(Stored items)
****************

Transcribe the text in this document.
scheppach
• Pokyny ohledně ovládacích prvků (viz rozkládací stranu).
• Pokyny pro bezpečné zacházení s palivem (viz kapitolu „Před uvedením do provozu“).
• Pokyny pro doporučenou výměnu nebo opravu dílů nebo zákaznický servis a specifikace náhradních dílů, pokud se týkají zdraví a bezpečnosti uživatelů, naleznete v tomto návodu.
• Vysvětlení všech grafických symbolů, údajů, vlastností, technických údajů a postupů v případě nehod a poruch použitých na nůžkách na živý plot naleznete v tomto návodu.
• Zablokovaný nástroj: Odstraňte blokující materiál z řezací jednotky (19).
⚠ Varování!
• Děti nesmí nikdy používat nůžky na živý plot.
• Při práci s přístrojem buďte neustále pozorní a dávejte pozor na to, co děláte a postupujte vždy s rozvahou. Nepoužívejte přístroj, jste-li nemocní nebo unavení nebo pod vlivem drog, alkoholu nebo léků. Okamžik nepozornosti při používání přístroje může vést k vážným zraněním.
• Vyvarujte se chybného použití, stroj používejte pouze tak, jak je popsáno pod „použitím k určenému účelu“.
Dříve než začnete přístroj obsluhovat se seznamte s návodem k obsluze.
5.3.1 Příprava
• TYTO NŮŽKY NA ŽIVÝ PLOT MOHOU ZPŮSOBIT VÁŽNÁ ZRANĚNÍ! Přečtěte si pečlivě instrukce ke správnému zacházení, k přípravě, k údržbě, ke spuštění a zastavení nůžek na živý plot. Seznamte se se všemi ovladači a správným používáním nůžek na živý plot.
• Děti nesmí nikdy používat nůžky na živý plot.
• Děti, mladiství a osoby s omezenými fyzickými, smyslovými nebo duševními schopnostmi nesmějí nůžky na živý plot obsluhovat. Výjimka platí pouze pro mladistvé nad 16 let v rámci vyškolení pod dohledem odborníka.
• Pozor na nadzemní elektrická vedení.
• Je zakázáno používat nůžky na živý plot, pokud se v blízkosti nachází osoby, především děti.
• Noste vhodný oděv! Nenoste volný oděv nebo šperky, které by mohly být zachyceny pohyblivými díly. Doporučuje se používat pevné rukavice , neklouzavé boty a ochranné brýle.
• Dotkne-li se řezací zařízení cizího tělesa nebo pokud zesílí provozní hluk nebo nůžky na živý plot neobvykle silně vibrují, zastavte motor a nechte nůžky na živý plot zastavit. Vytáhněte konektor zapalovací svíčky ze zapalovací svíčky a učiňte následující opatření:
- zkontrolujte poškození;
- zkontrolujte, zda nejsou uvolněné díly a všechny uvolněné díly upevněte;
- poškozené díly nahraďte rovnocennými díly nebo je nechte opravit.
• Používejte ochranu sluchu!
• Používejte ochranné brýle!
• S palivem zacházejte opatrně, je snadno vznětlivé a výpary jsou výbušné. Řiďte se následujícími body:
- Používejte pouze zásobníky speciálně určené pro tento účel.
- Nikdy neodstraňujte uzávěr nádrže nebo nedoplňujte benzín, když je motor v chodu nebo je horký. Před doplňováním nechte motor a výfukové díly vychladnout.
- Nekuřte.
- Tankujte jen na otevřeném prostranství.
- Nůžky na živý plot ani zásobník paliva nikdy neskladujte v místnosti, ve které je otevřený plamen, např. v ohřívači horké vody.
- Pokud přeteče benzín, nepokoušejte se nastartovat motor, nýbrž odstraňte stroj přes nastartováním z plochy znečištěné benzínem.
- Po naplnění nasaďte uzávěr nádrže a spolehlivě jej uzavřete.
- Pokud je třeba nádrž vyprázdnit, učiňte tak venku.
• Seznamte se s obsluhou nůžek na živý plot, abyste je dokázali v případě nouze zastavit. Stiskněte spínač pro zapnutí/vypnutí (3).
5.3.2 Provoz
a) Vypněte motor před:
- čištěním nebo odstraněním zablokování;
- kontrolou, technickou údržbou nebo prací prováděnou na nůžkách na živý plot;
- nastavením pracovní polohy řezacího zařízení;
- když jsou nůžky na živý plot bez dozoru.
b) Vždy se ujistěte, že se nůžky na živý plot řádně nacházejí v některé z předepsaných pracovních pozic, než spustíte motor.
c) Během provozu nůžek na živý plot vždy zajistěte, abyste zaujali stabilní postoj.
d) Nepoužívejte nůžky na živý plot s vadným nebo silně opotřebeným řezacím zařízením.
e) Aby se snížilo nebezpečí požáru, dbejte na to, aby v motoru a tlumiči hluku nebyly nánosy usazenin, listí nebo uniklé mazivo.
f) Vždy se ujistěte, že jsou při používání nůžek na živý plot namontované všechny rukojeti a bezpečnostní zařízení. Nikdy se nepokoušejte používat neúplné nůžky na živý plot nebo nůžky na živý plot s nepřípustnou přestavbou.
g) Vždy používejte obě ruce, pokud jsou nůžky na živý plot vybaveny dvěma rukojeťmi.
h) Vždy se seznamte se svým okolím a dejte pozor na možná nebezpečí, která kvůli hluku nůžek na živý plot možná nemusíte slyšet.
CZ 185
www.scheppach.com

****************

• **Requirement**
Review the material and copy each line in which the word "hluku" appears.

• **Worked answer**
e) Aby se snížilo nebezpečí požáru, dbejte na to, aby v motoru a tlumiči hluku nebyly nánosy usazenin, listí nebo uniklé mazivo.
h) Vždy se seznamte se svým okolím a dejte pozor na možná nebezpečí, která kvůli hluku nůžek na živý plot možná nemusíte slyšet.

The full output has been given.